= WHAT YOU WILL DO =
What lines of the data hold the string "Estimate"? Pull each one out.

Entries taken from a collection:
━━━━━━━━━━━━━━━━━━━━

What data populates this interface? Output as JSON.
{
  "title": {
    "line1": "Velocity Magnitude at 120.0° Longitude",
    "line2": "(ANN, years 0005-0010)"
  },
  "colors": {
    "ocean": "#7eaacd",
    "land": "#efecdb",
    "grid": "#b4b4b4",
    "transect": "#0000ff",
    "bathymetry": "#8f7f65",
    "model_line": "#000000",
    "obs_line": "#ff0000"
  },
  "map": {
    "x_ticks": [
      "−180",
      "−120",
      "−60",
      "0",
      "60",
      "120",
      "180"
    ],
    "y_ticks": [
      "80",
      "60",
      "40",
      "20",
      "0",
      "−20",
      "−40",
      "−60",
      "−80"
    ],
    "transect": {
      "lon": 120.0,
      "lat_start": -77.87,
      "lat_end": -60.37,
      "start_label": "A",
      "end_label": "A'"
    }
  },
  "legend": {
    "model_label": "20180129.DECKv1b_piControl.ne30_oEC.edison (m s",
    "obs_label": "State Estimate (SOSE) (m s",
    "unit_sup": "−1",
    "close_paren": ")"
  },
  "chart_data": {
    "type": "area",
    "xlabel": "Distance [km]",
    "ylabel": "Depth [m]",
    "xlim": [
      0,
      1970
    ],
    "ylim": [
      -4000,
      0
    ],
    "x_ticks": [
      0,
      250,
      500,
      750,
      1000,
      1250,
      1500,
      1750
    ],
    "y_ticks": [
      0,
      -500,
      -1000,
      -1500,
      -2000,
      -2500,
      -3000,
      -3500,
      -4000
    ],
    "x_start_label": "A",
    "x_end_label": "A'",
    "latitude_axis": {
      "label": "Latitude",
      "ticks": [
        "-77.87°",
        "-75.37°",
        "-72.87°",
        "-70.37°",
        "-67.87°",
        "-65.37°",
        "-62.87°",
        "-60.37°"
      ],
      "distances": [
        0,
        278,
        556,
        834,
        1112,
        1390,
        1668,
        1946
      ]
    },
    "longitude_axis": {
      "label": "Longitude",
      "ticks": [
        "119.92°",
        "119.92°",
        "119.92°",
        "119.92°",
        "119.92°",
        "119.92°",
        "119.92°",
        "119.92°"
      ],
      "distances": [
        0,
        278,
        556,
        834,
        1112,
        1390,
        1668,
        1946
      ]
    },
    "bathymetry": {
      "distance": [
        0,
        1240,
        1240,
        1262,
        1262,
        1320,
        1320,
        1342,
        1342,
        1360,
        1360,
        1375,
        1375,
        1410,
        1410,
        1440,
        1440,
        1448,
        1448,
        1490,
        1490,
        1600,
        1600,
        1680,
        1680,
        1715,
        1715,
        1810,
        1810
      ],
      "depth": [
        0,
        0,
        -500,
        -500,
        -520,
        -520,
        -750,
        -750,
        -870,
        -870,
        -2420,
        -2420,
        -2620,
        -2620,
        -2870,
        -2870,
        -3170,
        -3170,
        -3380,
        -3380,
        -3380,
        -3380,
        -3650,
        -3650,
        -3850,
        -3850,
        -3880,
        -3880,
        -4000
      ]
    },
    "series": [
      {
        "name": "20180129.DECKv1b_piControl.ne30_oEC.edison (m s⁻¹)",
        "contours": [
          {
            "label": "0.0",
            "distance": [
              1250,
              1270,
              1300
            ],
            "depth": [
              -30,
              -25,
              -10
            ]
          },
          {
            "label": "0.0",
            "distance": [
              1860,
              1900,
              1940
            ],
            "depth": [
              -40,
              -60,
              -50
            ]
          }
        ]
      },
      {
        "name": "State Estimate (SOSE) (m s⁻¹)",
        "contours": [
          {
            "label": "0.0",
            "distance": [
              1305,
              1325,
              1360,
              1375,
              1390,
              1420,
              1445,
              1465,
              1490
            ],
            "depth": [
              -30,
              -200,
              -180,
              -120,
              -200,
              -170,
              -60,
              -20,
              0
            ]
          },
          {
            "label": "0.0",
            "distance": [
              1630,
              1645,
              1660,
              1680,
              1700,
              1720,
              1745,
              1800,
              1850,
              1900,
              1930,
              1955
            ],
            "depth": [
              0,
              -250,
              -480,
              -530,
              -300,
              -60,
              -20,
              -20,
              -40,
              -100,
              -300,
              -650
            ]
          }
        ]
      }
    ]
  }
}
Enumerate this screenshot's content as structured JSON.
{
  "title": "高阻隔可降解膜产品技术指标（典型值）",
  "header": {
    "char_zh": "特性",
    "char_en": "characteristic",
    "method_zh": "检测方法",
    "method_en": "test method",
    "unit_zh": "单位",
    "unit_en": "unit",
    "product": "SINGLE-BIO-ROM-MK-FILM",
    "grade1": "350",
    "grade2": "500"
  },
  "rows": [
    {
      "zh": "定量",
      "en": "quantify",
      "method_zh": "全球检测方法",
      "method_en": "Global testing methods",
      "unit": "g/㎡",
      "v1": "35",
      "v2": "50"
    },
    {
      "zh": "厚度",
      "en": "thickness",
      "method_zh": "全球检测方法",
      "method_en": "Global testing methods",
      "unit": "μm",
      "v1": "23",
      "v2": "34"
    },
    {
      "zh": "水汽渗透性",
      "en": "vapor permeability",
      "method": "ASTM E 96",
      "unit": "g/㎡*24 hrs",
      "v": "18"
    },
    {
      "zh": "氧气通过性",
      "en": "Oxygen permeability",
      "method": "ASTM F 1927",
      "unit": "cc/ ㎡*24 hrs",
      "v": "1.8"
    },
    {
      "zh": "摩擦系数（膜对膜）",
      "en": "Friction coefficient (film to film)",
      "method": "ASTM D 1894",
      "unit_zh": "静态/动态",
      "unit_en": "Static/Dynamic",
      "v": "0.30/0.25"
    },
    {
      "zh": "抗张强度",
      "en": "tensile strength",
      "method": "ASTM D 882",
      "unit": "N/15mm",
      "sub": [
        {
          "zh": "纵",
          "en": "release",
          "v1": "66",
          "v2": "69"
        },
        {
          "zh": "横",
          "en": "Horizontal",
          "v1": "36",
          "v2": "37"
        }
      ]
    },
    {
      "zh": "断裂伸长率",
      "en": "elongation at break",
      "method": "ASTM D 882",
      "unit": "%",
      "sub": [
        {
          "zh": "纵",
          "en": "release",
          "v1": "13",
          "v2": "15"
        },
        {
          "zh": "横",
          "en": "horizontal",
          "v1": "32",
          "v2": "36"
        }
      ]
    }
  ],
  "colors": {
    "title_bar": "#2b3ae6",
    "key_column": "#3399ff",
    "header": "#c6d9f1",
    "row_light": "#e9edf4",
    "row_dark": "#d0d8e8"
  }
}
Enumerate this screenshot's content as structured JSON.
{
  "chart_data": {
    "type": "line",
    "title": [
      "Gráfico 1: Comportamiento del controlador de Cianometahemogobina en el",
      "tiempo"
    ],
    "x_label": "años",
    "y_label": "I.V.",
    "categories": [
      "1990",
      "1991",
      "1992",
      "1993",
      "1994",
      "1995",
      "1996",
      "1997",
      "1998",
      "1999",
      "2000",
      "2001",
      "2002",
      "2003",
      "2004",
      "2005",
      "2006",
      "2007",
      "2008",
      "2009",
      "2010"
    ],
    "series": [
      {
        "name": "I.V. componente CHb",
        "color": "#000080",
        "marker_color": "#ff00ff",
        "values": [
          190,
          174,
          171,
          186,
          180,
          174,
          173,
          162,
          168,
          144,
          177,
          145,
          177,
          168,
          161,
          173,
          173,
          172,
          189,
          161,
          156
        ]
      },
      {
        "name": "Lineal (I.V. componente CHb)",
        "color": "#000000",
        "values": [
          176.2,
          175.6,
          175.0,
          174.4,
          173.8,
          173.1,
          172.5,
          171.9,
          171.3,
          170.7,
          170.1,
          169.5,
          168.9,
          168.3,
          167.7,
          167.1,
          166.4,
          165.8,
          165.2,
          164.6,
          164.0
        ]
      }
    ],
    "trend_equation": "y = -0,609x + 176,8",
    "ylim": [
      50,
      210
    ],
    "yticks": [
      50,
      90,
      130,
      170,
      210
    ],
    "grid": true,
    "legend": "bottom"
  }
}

━━━━━━━━━━━━━━━━━━━━

= EXERCISE ANSWER =
    "obs_label": "State Estimate (SOSE) (m s",
        "name": "State Estimate (SOSE) (m s⁻¹)",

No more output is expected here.